§ **PROBLEM TO SOLVE**
Give the listing again in full, exactly as written.

═══ ENTRIES SUPPLIED

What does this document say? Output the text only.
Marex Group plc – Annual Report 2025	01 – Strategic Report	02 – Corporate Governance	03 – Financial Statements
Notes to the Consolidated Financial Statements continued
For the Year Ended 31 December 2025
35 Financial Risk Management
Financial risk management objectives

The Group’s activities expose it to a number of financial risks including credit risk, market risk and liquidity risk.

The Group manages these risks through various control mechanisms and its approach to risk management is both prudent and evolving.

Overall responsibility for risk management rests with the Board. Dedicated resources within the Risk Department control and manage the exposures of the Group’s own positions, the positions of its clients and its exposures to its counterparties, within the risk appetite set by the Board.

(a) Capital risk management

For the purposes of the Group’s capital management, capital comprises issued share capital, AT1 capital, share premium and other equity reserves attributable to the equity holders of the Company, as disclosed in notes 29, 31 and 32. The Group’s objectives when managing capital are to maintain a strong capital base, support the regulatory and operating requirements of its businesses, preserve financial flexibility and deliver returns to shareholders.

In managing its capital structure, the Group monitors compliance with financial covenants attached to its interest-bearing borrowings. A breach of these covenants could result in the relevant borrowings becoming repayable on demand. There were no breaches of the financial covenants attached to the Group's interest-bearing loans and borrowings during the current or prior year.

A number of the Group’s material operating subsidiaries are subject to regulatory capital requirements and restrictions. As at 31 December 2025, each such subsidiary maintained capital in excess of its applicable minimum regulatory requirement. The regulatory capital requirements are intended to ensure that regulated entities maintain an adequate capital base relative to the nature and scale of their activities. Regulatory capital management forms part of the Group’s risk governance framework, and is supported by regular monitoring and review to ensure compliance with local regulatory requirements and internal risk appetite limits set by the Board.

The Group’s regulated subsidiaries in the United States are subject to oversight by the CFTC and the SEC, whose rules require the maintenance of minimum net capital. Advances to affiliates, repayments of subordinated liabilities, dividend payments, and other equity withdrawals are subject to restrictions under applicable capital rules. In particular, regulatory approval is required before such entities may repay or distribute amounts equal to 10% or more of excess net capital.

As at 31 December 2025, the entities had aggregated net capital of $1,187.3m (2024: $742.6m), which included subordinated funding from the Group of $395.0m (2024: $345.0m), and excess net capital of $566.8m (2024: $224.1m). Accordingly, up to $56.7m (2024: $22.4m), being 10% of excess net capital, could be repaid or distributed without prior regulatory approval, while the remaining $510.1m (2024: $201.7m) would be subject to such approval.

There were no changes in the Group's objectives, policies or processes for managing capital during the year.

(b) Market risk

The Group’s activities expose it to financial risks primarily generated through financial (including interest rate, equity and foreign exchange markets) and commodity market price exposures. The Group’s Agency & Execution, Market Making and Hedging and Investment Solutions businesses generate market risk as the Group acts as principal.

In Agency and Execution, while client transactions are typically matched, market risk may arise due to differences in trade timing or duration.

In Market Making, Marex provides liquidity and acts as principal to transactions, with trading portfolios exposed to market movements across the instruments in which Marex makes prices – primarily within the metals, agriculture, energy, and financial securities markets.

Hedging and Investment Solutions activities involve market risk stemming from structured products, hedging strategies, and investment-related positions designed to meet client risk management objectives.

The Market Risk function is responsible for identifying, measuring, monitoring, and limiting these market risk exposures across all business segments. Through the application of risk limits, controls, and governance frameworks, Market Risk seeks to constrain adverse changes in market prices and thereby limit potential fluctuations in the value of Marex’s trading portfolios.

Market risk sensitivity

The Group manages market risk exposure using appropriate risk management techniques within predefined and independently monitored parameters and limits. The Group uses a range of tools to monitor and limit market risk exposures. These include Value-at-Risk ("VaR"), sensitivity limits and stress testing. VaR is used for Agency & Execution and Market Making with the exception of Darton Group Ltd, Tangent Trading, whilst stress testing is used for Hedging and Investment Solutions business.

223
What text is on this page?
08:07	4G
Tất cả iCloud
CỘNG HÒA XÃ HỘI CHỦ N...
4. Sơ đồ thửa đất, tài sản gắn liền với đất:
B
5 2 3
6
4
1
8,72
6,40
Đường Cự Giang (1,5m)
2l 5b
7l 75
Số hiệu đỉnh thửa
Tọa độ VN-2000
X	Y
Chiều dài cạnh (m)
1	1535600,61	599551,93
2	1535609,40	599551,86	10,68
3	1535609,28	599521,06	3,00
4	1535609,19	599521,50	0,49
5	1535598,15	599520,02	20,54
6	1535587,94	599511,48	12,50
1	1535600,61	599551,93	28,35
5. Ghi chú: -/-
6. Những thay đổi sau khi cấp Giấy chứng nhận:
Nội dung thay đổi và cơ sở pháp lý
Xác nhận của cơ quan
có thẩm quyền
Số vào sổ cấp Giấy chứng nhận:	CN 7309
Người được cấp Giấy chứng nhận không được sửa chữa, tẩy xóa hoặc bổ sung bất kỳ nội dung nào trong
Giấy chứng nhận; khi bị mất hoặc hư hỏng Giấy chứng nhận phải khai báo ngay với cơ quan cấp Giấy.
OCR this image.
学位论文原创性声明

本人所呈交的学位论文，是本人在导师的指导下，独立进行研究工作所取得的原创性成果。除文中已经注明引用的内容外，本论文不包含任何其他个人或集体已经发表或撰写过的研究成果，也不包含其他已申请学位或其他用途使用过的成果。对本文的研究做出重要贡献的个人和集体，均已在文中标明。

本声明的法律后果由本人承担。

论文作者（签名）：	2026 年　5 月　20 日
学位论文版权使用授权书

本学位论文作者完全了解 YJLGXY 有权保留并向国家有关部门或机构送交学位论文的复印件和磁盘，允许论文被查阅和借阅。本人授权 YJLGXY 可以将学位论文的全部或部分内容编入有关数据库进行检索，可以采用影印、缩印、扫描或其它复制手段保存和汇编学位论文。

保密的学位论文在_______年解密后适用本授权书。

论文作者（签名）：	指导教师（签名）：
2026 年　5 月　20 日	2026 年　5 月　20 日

══════

§ **TASK ANSWER**
What does this document say? Output the text only.
Marex Group plc – Annual Report 2025	01 – Strategic Report	02 – Corporate Governance	03 – Financial Statements
Notes to the Consolidated Financial Statements continued
For the Year Ended 31 December 2025
35 Financial Risk Management
Financial risk management objectives

The Group’s activities expose it to a number of financial risks including credit risk, market risk and liquidity risk.

The Group manages these risks through various control mechanisms and its approach to risk management is both prudent and evolving.

Overall responsibility for risk management rests with the Board. Dedicated resources within the Risk Department control and manage the exposures of the Group’s own positions, the positions of its clients and its exposures to its counterparties, within the risk appetite set by the Board.

(a) Capital risk management

For the purposes of the Group’s capital management, capital comprises issued share capital, AT1 capital, share premium and other equity reserves attributable to the equity holders of the Company, as disclosed in notes 29, 31 and 32. The Group’s objectives when managing capital are to maintain a strong capital base, support the regulatory and operating requirements of its businesses, preserve financial flexibility and deliver returns to shareholders.

In managing its capital structure, the Group monitors compliance with financial covenants attached to its interest-bearing borrowings. A breach of these covenants could result in the relevant borrowings becoming repayable on demand. There were no breaches of the financial covenants attached to the Group's interest-bearing loans and borrowings during the current or prior year.

A number of the Group’s material operating subsidiaries are subject to regulatory capital requirements and restrictions. As at 31 December 2025, each such subsidiary maintained capital in excess of its applicable minimum regulatory requirement. The regulatory capital requirements are intended to ensure that regulated entities maintain an adequate capital base relative to the nature and scale of their activities. Regulatory capital management forms part of the Group’s risk governance framework, and is supported by regular monitoring and review to ensure compliance with local regulatory requirements and internal risk appetite limits set by the Board.

The Group’s regulated subsidiaries in the United States are subject to oversight by the CFTC and the SEC, whose rules require the maintenance of minimum net capital. Advances to affiliates, repayments of subordinated liabilities, dividend payments, and other equity withdrawals are subject to restrictions under applicable capital rules. In particular, regulatory approval is required before such entities may repay or distribute amounts equal to 10% or more of excess net capital.

As at 31 December 2025, the entities had aggregated net capital of $1,187.3m (2024: $742.6m), which included subordinated funding from the Group of $395.0m (2024: $345.0m), and excess net capital of $566.8m (2024: $224.1m). Accordingly, up to $56.7m (2024: $22.4m), being 10% of excess net capital, could be repaid or distributed without prior regulatory approval, while the remaining $510.1m (2024: $201.7m) would be subject to such approval.

There were no changes in the Group's objectives, policies or processes for managing capital during the year.

(b) Market risk

The Group’s activities expose it to financial risks primarily generated through financial (including interest rate, equity and foreign exchange markets) and commodity market price exposures. The Group’s Agency & Execution, Market Making and Hedging and Investment Solutions businesses generate market risk as the Group acts as principal.

In Agency and Execution, while client transactions are typically matched, market risk may arise due to differences in trade timing or duration.

In Market Making, Marex provides liquidity and acts as principal to transactions, with trading portfolios exposed to market movements across the instruments in which Marex makes prices – primarily within the metals, agriculture, energy, and financial securities markets.

Hedging and Investment Solutions activities involve market risk stemming from structured products, hedging strategies, and investment-related positions designed to meet client risk management objectives.

The Market Risk function is responsible for identifying, measuring, monitoring, and limiting these market risk exposures across all business segments. Through the application of risk limits, controls, and governance frameworks, Market Risk seeks to constrain adverse changes in market prices and thereby limit potential fluctuations in the value of Marex’s trading portfolios.

Market risk sensitivity

The Group manages market risk exposure using appropriate risk management techniques within predefined and independently monitored parameters and limits. The Group uses a range of tools to monitor and limit market risk exposures. These include Value-at-Risk ("VaR"), sensitivity limits and stress testing. VaR is used for Agency & Execution and Market Making with the exception of Darton Group Ltd, Tangent Trading, whilst stress testing is used for Hedging and Investment Solutions business.

223
What text is on this page?
08:07	4G
Tất cả iCloud
CỘNG HÒA XÃ HỘI CHỦ N...
4. Sơ đồ thửa đất, tài sản gắn liền với đất:
B
5 2 3
6
4
1
8,72
6,40
Đường Cự Giang (1,5m)
2l 5b
7l 75
Số hiệu đỉnh thửa
Tọa độ VN-2000
X	Y
Chiều dài cạnh (m)
1	1535600,61	599551,93
2	1535609,40	599551,86	10,68
3	1535609,28	599521,06	3,00
4	1535609,19	599521,50	0,49
5	1535598,15	599520,02	20,54
6	1535587,94	599511,48	12,50
1	1535600,61	599551,93	28,35
5. Ghi chú: -/-
6. Những thay đổi sau khi cấp Giấy chứng nhận:
Nội dung thay đổi và cơ sở pháp lý
Xác nhận của cơ quan
có thẩm quyền
Số vào sổ cấp Giấy chứng nhận:	CN 7309
Người được cấp Giấy chứng nhận không được sửa chữa, tẩy xóa hoặc bổ sung bất kỳ nội dung nào trong
Giấy chứng nhận; khi bị mất hoặc hư hỏng Giấy chứng nhận phải khai báo ngay với cơ quan cấp Giấy.
OCR this image.
学位论文原创性声明

本人所呈交的学位论文，是本人在导师的指导下，独立进行研究工作所取得的原创性成果。除文中已经注明引用的内容外，本论文不包含任何其他个人或集体已经发表或撰写过的研究成果，也不包含其他已申请学位或其他用途使用过的成果。对本文的研究做出重要贡献的个人和集体，均已在文中标明。

本声明的法律后果由本人承担。

论文作者（签名）：	2026 年　5 月　20 日
学位论文版权使用授权书

本学位论文作者完全了解 YJLGXY 有权保留并向国家有关部门或机构送交学位论文的复印件和磁盘，允许论文被查阅和借阅。本人授权 YJLGXY 可以将学位论文的全部或部分内容编入有关数据库进行检索，可以采用影印、缩印、扫描或其它复制手段保存和汇编学位论文。

保密的学位论文在_______年解密后适用本授权书。

论文作者（签名）：	指导教师（签名）：
2026 年　5 月　20 日	2026 年　5 月　20 日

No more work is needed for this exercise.